Every line below should be repeated exactly.

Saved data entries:
++++++

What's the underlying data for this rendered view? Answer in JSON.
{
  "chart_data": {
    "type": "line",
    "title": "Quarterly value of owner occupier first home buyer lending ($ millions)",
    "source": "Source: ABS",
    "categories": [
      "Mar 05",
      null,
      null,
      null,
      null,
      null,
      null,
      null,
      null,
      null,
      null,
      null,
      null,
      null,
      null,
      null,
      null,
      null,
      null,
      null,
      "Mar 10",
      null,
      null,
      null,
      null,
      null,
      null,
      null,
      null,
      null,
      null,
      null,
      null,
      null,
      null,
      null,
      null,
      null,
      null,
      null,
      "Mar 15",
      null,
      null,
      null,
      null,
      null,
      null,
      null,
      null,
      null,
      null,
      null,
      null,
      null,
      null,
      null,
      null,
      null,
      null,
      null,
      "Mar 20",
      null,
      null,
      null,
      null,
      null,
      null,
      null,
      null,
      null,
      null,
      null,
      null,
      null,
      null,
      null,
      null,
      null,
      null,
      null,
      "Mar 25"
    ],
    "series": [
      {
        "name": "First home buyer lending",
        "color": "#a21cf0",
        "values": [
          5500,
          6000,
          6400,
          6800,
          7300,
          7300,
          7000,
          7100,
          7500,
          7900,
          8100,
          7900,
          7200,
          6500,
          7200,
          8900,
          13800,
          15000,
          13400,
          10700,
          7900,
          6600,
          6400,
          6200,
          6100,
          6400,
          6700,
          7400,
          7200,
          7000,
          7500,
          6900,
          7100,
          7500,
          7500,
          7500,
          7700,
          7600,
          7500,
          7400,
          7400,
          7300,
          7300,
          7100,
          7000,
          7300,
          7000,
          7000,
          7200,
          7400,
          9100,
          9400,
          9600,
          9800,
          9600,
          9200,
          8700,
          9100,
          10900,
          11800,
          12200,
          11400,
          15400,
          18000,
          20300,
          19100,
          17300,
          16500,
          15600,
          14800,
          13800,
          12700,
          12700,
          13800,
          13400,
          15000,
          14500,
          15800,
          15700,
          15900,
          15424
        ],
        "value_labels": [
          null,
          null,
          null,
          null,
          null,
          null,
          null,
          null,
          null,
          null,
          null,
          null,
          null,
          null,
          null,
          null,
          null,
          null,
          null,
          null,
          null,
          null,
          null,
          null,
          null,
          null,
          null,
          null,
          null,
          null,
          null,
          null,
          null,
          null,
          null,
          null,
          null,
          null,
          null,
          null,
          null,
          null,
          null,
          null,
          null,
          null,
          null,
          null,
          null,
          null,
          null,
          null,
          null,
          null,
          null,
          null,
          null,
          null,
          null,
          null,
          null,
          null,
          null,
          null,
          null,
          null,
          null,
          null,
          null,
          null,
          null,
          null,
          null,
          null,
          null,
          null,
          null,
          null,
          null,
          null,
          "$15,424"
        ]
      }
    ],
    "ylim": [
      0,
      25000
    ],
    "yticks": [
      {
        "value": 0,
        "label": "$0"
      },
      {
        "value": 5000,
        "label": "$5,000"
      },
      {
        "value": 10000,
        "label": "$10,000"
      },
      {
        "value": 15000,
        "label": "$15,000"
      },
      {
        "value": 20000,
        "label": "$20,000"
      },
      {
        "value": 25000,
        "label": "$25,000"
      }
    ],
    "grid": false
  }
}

++++++

Result for this exercise
What's the underlying data for this rendered view? Answer in JSON.
{
  "chart_data": {
    "type": "line",
    "title": "Quarterly value of owner occupier first home buyer lending ($ millions)",
    "source": "Source: ABS",
    "categories": [
      "Mar 05",
      null,
      null,
      null,
      null,
      null,
      null,
      null,
      null,
      null,
      null,
      null,
      null,
      null,
      null,
      null,
      null,
      null,
      null,
      null,
      "Mar 10",
      null,
      null,
      null,
      null,
      null,
      null,
      null,
      null,
      null,
      null,
      null,
      null,
      null,
      null,
      null,
      null,
      null,
      null,
      null,
      "Mar 15",
      null,
      null,
      null,
      null,
      null,
      null,
      null,
      null,
      null,
      null,
      null,
      null,
      null,
      null,
      null,
      null,
      null,
      null,
      null,
      "Mar 20",
      null,
      null,
      null,
      null,
      null,
      null,
      null,
      null,
      null,
      null,
      null,
      null,
      null,
      null,
      null,
      null,
      null,
      null,
      null,
      "Mar 25"
    ],
    "series": [
      {
        "name": "First home buyer lending",
        "color": "#a21cf0",
        "values": [
          5500,
          6000,
          6400,
          6800,
          7300,
          7300,
          7000,
          7100,
          7500,
          7900,
          8100,
          7900,
          7200,
          6500,
          7200,
          8900,
          13800,
          15000,
          13400,
          10700,
          7900,
          6600,
          6400,
          6200,
          6100,
          6400,
          6700,
          7400,
          7200,
          7000,
          7500,
          6900,
          7100,
          7500,
          7500,
          7500,
          7700,
          7600,
          7500,
          7400,
          7400,
          7300,
          7300,
          7100,
          7000,
          7300,
          7000,
          7000,
          7200,
          7400,
          9100,
          9400,
          9600,
          9800,
          9600,
          9200,
          8700,
          9100,
          10900,
          11800,
          12200,
          11400,
          15400,
          18000,
          20300,
          19100,
          17300,
          16500,
          15600,
          14800,
          13800,
          12700,
          12700,
          13800,
          13400,
          15000,
          14500,
          15800,
          15700,
          15900,
          15424
        ],
        "value_labels": [
          null,
          null,
          null,
          null,
          null,
          null,
          null,
          null,
          null,
          null,
          null,
          null,
          null,
          null,
          null,
          null,
          null,
          null,
          null,
          null,
          null,
          null,
          null,
          null,
          null,
          null,
          null,
          null,
          null,
          null,
          null,
          null,
          null,
          null,
          null,
          null,
          null,
          null,
          null,
          null,
          null,
          null,
          null,
          null,
          null,
          null,
          null,
          null,
          null,
          null,
          null,
          null,
          null,
          null,
          null,
          null,
          null,
          null,
          null,
          null,
          null,
          null,
          null,
          null,
          null,
          null,
          null,
          null,
          null,
          null,
          null,
          null,
          null,
          null,
          null,
          null,
          null,
          null,
          null,
          null,
          "$15,424"
        ]
      }
    ],
    "ylim": [
      0,
      25000
    ],
    "yticks": [
      {
        "value": 0,
        "label": "$0"
      },
      {
        "value": 5000,
        "label": "$5,000"
      },
      {
        "value": 10000,
        "label": "$10,000"
      },
      {
        "value": 15000,
        "label": "$15,000"
      },
      {
        "value": 20000,
        "label": "$20,000"
      },
      {
        "value": 25000,
        "label": "$25,000"
      }
    ],
    "grid": false
  }
}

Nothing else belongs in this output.